> [WORK TO COMPLETE]:
Repeat every line of the data exactly, but not the pictures.

> [PROVIDED MATERIAL]:
____________________

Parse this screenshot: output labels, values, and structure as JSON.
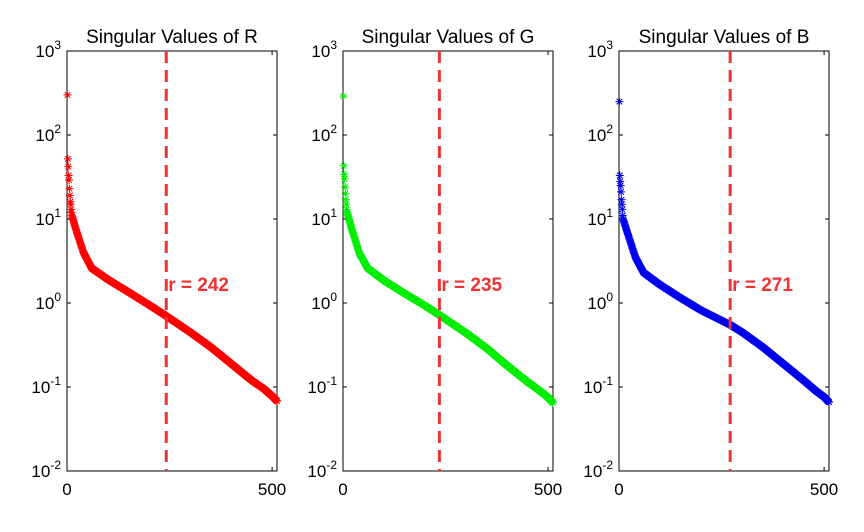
{
  "chart_data": [
    {
      "type": "scatter",
      "title": "Singular Values of R",
      "color": "#ff0000",
      "marker": "*",
      "x_range": [
        0,
        512
      ],
      "x_ticks": [
        0,
        500
      ],
      "y_scale": "log",
      "ylim": [
        0.01,
        1000
      ],
      "y_tick_values": [
        0.01,
        0.1,
        1,
        10,
        100,
        1000
      ],
      "y_tick_exponents": [
        "-2",
        "-1",
        "0",
        "1",
        "2",
        "3"
      ],
      "tick_base": "10",
      "leading_values": [
        300,
        52,
        42,
        33,
        29,
        23,
        19,
        16,
        15,
        13,
        12
      ],
      "curve_knots": [
        [
          10,
          12
        ],
        [
          20,
          8
        ],
        [
          40,
          4
        ],
        [
          60,
          2.6
        ],
        [
          100,
          1.9
        ],
        [
          150,
          1.35
        ],
        [
          200,
          0.95
        ],
        [
          242,
          0.7
        ],
        [
          300,
          0.45
        ],
        [
          350,
          0.3
        ],
        [
          400,
          0.19
        ],
        [
          450,
          0.12
        ],
        [
          480,
          0.095
        ],
        [
          500,
          0.078
        ],
        [
          512,
          0.068
        ]
      ],
      "rank_line_x": 242,
      "rank_label": "r = 242",
      "rank_line_color": "#ee3333"
    },
    {
      "type": "scatter",
      "title": "Singular Values of G",
      "color": "#00ee00",
      "marker": "*",
      "x_range": [
        0,
        512
      ],
      "x_ticks": [
        0,
        500
      ],
      "y_scale": "log",
      "ylim": [
        0.01,
        1000
      ],
      "y_tick_values": [
        0.01,
        0.1,
        1,
        10,
        100,
        1000
      ],
      "y_tick_exponents": [
        "-2",
        "-1",
        "0",
        "1",
        "2",
        "3"
      ],
      "tick_base": "10",
      "leading_values": [
        290,
        43,
        34,
        30,
        24,
        20,
        17,
        15,
        13,
        12
      ],
      "curve_knots": [
        [
          10,
          12
        ],
        [
          20,
          8
        ],
        [
          40,
          3.9
        ],
        [
          60,
          2.6
        ],
        [
          100,
          1.85
        ],
        [
          150,
          1.3
        ],
        [
          200,
          0.93
        ],
        [
          235,
          0.72
        ],
        [
          300,
          0.44
        ],
        [
          350,
          0.29
        ],
        [
          400,
          0.18
        ],
        [
          450,
          0.115
        ],
        [
          480,
          0.09
        ],
        [
          500,
          0.075
        ],
        [
          512,
          0.065
        ]
      ],
      "rank_line_x": 235,
      "rank_label": "r = 235",
      "rank_line_color": "#ee3333"
    },
    {
      "type": "scatter",
      "title": "Singular Values of B",
      "color": "#0000ee",
      "marker": "*",
      "x_range": [
        0,
        512
      ],
      "x_ticks": [
        0,
        500
      ],
      "y_scale": "log",
      "ylim": [
        0.01,
        1000
      ],
      "y_tick_values": [
        0.01,
        0.1,
        1,
        10,
        100,
        1000
      ],
      "y_tick_exponents": [
        "-2",
        "-1",
        "0",
        "1",
        "2",
        "3"
      ],
      "tick_base": "10",
      "leading_values": [
        250,
        33,
        28,
        25,
        21,
        17,
        15,
        13,
        11
      ],
      "curve_knots": [
        [
          10,
          10
        ],
        [
          20,
          7
        ],
        [
          40,
          3.5
        ],
        [
          60,
          2.3
        ],
        [
          100,
          1.65
        ],
        [
          150,
          1.15
        ],
        [
          200,
          0.82
        ],
        [
          271,
          0.55
        ],
        [
          300,
          0.45
        ],
        [
          350,
          0.3
        ],
        [
          400,
          0.19
        ],
        [
          450,
          0.12
        ],
        [
          480,
          0.09
        ],
        [
          500,
          0.076
        ],
        [
          512,
          0.066
        ]
      ],
      "rank_line_x": 271,
      "rank_label": "r = 271",
      "rank_line_color": "#ee3333"
    }
  ]
}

____________________

> [SOLUTION FOR THIS EXERCISE]:
Parse this screenshot: output labels, values, and structure as JSON.
{
  "chart_data": [
    {
      "type": "scatter",
      "title": "Singular Values of R",
      "color": "#ff0000",
      "marker": "*",
      "x_range": [
        0,
        512
      ],
      "x_ticks": [
        0,
        500
      ],
      "y_scale": "log",
      "ylim": [
        0.01,
        1000
      ],
      "y_tick_values": [
        0.01,
        0.1,
        1,
        10,
        100,
        1000
      ],
      "y_tick_exponents": [
        "-2",
        "-1",
        "0",
        "1",
        "2",
        "3"
      ],
      "tick_base": "10",
      "leading_values": [
        300,
        52,
        42,
        33,
        29,
        23,
        19,
        16,
        15,
        13,
        12
      ],
      "curve_knots": [
        [
          10,
          12
        ],
        [
          20,
          8
        ],
        [
          40,
          4
        ],
        [
          60,
          2.6
        ],
        [
          100,
          1.9
        ],
        [
          150,
          1.35
        ],
        [
          200,
          0.95
        ],
        [
          242,
          0.7
        ],
        [
          300,
          0.45
        ],
        [
          350,
          0.3
        ],
        [
          400,
          0.19
        ],
        [
          450,
          0.12
        ],
        [
          480,
          0.095
        ],
        [
          500,
          0.078
        ],
        [
          512,
          0.068
        ]
      ],
      "rank_line_x": 242,
      "rank_label": "r = 242",
      "rank_line_color": "#ee3333"
    },
    {
      "type": "scatter",
      "title": "Singular Values of G",
      "color": "#00ee00",
      "marker": "*",
      "x_range": [
        0,
        512
      ],
      "x_ticks": [
        0,
        500
      ],
      "y_scale": "log",
      "ylim": [
        0.01,
        1000
      ],
      "y_tick_values": [
        0.01,
        0.1,
        1,
        10,
        100,
        1000
      ],
      "y_tick_exponents": [
        "-2",
        "-1",
        "0",
        "1",
        "2",
        "3"
      ],
      "tick_base": "10",
      "leading_values": [
        290,
        43,
        34,
        30,
        24,
        20,
        17,
        15,
        13,
        12
      ],
      "curve_knots": [
        [
          10,
          12
        ],
        [
          20,
          8
        ],
        [
          40,
          3.9
        ],
        [
          60,
          2.6
        ],
        [
          100,
          1.85
        ],
        [
          150,
          1.3
        ],
        [
          200,
          0.93
        ],
        [
          235,
          0.72
        ],
        [
          300,
          0.44
        ],
        [
          350,
          0.29
        ],
        [
          400,
          0.18
        ],
        [
          450,
          0.115
        ],
        [
          480,
          0.09
        ],
        [
          500,
          0.075
        ],
        [
          512,
          0.065
        ]
      ],
      "rank_line_x": 235,
      "rank_label": "r = 235",
      "rank_line_color": "#ee3333"
    },
    {
      "type": "scatter",
      "title": "Singular Values of B",
      "color": "#0000ee",
      "marker": "*",
      "x_range": [
        0,
        512
      ],
      "x_ticks": [
        0,
        500
      ],
      "y_scale": "log",
      "ylim": [
        0.01,
        1000
      ],
      "y_tick_values": [
        0.01,
        0.1,
        1,
        10,
        100,
        1000
      ],
      "y_tick_exponents": [
        "-2",
        "-1",
        "0",
        "1",
        "2",
        "3"
      ],
      "tick_base": "10",
      "leading_values": [
        250,
        33,
        28,
        25,
        21,
        17,
        15,
        13,
        11
      ],
      "curve_knots": [
        [
          10,
          10
        ],
        [
          20,
          7
        ],
        [
          40,
          3.5
        ],
        [
          60,
          2.3
        ],
        [
          100,
          1.65
        ],
        [
          150,
          1.15
        ],
        [
          200,
          0.82
        ],
        [
          271,
          0.55
        ],
        [
          300,
          0.45
        ],
        [
          350,
          0.3
        ],
        [
          400,
          0.19
        ],
        [
          450,
          0.12
        ],
        [
          480,
          0.09
        ],
        [
          500,
          0.076
        ],
        [
          512,
          0.066
        ]
      ],
      "rank_line_x": 271,
      "rank_label": "r = 271",
      "rank_line_color": "#ee3333"
    }
  ]
}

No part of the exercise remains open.